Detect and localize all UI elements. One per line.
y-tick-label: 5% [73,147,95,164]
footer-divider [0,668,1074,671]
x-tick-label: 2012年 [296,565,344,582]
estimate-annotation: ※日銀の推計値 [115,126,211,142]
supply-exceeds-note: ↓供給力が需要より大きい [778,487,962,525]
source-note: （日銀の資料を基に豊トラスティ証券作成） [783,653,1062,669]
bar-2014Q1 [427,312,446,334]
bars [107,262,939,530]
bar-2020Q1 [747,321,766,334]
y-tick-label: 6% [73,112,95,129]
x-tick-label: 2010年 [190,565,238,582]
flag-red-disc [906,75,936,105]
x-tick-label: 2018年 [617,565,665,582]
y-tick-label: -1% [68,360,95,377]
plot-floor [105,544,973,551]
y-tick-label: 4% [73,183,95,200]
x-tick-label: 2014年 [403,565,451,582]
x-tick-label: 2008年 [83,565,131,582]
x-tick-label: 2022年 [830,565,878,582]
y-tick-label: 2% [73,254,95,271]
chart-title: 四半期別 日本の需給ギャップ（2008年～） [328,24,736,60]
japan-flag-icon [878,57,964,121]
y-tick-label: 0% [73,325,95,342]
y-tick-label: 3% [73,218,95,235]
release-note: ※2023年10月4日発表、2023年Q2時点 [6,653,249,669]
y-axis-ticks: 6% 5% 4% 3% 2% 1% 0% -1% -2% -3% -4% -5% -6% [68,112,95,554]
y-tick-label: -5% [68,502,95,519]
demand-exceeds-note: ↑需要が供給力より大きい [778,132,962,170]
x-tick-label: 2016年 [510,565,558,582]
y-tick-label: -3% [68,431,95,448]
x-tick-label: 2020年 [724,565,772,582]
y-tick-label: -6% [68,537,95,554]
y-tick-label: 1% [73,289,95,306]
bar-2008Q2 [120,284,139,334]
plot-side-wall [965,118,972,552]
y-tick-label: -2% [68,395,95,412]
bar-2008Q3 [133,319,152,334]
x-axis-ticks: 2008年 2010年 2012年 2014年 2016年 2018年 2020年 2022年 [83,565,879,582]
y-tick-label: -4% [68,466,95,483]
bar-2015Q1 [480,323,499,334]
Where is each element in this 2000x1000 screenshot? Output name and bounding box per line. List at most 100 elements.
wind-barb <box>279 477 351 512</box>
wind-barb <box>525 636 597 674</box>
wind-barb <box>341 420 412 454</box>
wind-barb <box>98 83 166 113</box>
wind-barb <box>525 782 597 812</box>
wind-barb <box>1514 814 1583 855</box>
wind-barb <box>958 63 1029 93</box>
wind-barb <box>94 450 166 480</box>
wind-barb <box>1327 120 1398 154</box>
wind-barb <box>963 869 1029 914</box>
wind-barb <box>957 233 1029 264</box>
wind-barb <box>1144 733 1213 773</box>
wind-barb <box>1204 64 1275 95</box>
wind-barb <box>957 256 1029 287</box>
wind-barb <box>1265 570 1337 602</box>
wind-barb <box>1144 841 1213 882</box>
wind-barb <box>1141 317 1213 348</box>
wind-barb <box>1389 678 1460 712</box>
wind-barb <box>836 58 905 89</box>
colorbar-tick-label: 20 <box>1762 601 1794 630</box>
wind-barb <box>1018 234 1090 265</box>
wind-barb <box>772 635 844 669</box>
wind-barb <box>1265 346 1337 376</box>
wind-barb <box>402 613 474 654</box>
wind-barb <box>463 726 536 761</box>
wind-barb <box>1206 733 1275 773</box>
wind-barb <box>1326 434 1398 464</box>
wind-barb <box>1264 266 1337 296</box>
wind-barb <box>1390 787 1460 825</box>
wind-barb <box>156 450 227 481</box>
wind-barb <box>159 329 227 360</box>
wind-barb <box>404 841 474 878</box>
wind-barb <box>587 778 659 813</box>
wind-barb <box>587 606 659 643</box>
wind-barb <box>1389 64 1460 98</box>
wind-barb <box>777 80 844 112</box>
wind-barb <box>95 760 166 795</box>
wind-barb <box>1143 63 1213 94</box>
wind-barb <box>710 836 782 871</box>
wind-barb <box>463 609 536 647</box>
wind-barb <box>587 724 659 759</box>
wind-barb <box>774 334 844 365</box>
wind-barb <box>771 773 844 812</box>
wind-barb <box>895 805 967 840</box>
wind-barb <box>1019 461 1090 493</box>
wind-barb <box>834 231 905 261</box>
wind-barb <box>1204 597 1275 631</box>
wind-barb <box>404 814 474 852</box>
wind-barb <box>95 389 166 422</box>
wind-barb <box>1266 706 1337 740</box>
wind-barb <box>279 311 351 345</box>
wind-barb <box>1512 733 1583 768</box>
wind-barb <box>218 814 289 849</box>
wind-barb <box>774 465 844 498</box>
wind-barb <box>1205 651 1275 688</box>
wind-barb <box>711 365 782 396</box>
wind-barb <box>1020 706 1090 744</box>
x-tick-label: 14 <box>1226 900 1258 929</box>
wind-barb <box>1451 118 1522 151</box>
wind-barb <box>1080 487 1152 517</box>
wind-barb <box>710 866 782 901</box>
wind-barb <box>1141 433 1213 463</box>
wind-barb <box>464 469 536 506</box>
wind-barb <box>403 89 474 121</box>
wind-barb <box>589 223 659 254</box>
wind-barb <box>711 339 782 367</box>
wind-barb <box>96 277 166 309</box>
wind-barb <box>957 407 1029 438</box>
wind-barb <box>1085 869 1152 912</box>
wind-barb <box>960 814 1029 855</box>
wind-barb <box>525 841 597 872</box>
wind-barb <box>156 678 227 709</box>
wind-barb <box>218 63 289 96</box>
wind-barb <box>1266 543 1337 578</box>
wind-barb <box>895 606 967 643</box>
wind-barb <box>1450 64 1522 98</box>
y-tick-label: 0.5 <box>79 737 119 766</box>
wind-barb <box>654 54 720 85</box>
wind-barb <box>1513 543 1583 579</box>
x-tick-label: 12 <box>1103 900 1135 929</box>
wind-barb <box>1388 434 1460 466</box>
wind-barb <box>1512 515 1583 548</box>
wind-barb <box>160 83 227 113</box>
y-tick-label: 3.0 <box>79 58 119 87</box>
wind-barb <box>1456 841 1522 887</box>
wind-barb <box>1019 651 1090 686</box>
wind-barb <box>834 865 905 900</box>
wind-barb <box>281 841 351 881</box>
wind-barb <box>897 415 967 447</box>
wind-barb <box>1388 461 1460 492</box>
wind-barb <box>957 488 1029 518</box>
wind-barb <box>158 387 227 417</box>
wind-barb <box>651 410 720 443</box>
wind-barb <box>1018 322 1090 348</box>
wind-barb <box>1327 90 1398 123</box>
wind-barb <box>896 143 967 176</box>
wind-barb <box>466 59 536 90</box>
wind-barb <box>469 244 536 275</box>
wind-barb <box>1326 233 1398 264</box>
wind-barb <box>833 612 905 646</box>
────
### EXERCISE BRIEF:
Copy every line of the records above verbatim, from first to last, with no changes.

### SOLUTION TO THIS PROBLEM:
Detect and localize all UI elements. One per line.
y-tick-label: 5% [73,147,95,164]
footer-divider [0,668,1074,671]
x-tick-label: 2012年 [296,565,344,582]
estimate-annotation: ※日銀の推計値 [115,126,211,142]
supply-exceeds-note: ↓供給力が需要より大きい [778,487,962,525]
source-note: （日銀の資料を基に豊トラスティ証券作成） [783,653,1062,669]
bar-2014Q1 [427,312,446,334]
bars [107,262,939,530]
bar-2020Q1 [747,321,766,334]
y-tick-label: 6% [73,112,95,129]
x-tick-label: 2010年 [190,565,238,582]
flag-red-disc [906,75,936,105]
x-tick-label: 2018年 [617,565,665,582]
y-tick-label: -1% [68,360,95,377]
plot-floor [105,544,973,551]
y-tick-label: 4% [73,183,95,200]
x-tick-label: 2014年 [403,565,451,582]
x-tick-label: 2008年 [83,565,131,582]
x-tick-label: 2022年 [830,565,878,582]
y-tick-label: 2% [73,254,95,271]
chart-title: 四半期別 日本の需給ギャップ（2008年～） [328,24,736,60]
japan-flag-icon [878,57,964,121]
y-tick-label: 0% [73,325,95,342]
y-tick-label: 3% [73,218,95,235]
release-note: ※2023年10月4日発表、2023年Q2時点 [6,653,249,669]
y-axis-ticks: 6% 5% 4% 3% 2% 1% 0% -1% -2% -3% -4% -5% -6% [68,112,95,554]
y-tick-label: -5% [68,502,95,519]
demand-exceeds-note: ↑需要が供給力より大きい [778,132,962,170]
x-tick-label: 2016年 [510,565,558,582]
y-tick-label: -3% [68,431,95,448]
x-tick-label: 2020年 [724,565,772,582]
y-tick-label: -6% [68,537,95,554]
y-tick-label: 1% [73,289,95,306]
bar-2008Q2 [120,284,139,334]
plot-side-wall [965,118,972,552]
y-tick-label: -2% [68,395,95,412]
bar-2008Q3 [133,319,152,334]
x-axis-ticks: 2008年 2010年 2012年 2014年 2016年 2018年 2020年 2022年 [83,565,879,582]
y-tick-label: -4% [68,466,95,483]
bar-2015Q1 [480,323,499,334]
Where is each element in this 2000x1000 screenshot? Output name and bounding box per line. List at most 100 elements.
wind-barb <box>279 477 351 512</box>
wind-barb <box>525 636 597 674</box>
wind-barb <box>341 420 412 454</box>
wind-barb <box>98 83 166 113</box>
wind-barb <box>525 782 597 812</box>
wind-barb <box>1514 814 1583 855</box>
wind-barb <box>958 63 1029 93</box>
wind-barb <box>94 450 166 480</box>
wind-barb <box>1327 120 1398 154</box>
wind-barb <box>963 869 1029 914</box>
wind-barb <box>957 233 1029 264</box>
wind-barb <box>1144 733 1213 773</box>
wind-barb <box>1204 64 1275 95</box>
wind-barb <box>957 256 1029 287</box>
wind-barb <box>1265 570 1337 602</box>
wind-barb <box>1144 841 1213 882</box>
wind-barb <box>1141 317 1213 348</box>
wind-barb <box>1389 678 1460 712</box>
wind-barb <box>836 58 905 89</box>
colorbar-tick-label: 20 <box>1762 601 1794 630</box>
wind-barb <box>1018 234 1090 265</box>
wind-barb <box>772 635 844 669</box>
wind-barb <box>1265 346 1337 376</box>
wind-barb <box>402 613 474 654</box>
wind-barb <box>463 726 536 761</box>
wind-barb <box>1206 733 1275 773</box>
wind-barb <box>1326 434 1398 464</box>
wind-barb <box>1264 266 1337 296</box>
wind-barb <box>1390 787 1460 825</box>
wind-barb <box>156 450 227 481</box>
wind-barb <box>159 329 227 360</box>
wind-barb <box>404 841 474 878</box>
wind-barb <box>587 778 659 813</box>
wind-barb <box>587 606 659 643</box>
wind-barb <box>1389 64 1460 98</box>
wind-barb <box>777 80 844 112</box>
wind-barb <box>95 760 166 795</box>
wind-barb <box>1143 63 1213 94</box>
wind-barb <box>710 836 782 871</box>
wind-barb <box>463 609 536 647</box>
wind-barb <box>587 724 659 759</box>
wind-barb <box>774 334 844 365</box>
wind-barb <box>771 773 844 812</box>
wind-barb <box>895 805 967 840</box>
wind-barb <box>1019 461 1090 493</box>
wind-barb <box>834 231 905 261</box>
wind-barb <box>1204 597 1275 631</box>
wind-barb <box>404 814 474 852</box>
wind-barb <box>95 389 166 422</box>
wind-barb <box>1266 706 1337 740</box>
wind-barb <box>279 311 351 345</box>
wind-barb <box>1512 733 1583 768</box>
wind-barb <box>218 814 289 849</box>
wind-barb <box>774 465 844 498</box>
wind-barb <box>1205 651 1275 688</box>
wind-barb <box>711 365 782 396</box>
wind-barb <box>1020 706 1090 744</box>
x-tick-label: 14 <box>1226 900 1258 929</box>
wind-barb <box>1451 118 1522 151</box>
wind-barb <box>1080 487 1152 517</box>
wind-barb <box>710 866 782 901</box>
wind-barb <box>1141 433 1213 463</box>
wind-barb <box>464 469 536 506</box>
wind-barb <box>403 89 474 121</box>
wind-barb <box>589 223 659 254</box>
wind-barb <box>711 339 782 367</box>
wind-barb <box>96 277 166 309</box>
wind-barb <box>957 407 1029 438</box>
wind-barb <box>1085 869 1152 912</box>
wind-barb <box>960 814 1029 855</box>
wind-barb <box>525 841 597 872</box>
wind-barb <box>156 678 227 709</box>
wind-barb <box>218 63 289 96</box>
wind-barb <box>1266 543 1337 578</box>
wind-barb <box>895 606 967 643</box>
wind-barb <box>1450 64 1522 98</box>
y-tick-label: 0.5 <box>79 737 119 766</box>
wind-barb <box>654 54 720 85</box>
wind-barb <box>1513 543 1583 579</box>
x-tick-label: 12 <box>1103 900 1135 929</box>
wind-barb <box>1388 434 1460 466</box>
wind-barb <box>1512 515 1583 548</box>
wind-barb <box>160 83 227 113</box>
y-tick-label: 3.0 <box>79 58 119 87</box>
wind-barb <box>1456 841 1522 887</box>
wind-barb <box>1019 651 1090 686</box>
wind-barb <box>834 865 905 900</box>
wind-barb <box>281 841 351 881</box>
wind-barb <box>897 415 967 447</box>
wind-barb <box>1388 461 1460 492</box>
wind-barb <box>957 488 1029 518</box>
wind-barb <box>158 387 227 417</box>
wind-barb <box>651 410 720 443</box>
wind-barb <box>1018 322 1090 348</box>
wind-barb <box>1327 90 1398 123</box>
wind-barb <box>896 143 967 176</box>
wind-barb <box>466 59 536 90</box>
wind-barb <box>469 244 536 275</box>
wind-barb <box>1326 233 1398 264</box>
wind-barb <box>833 612 905 646</box>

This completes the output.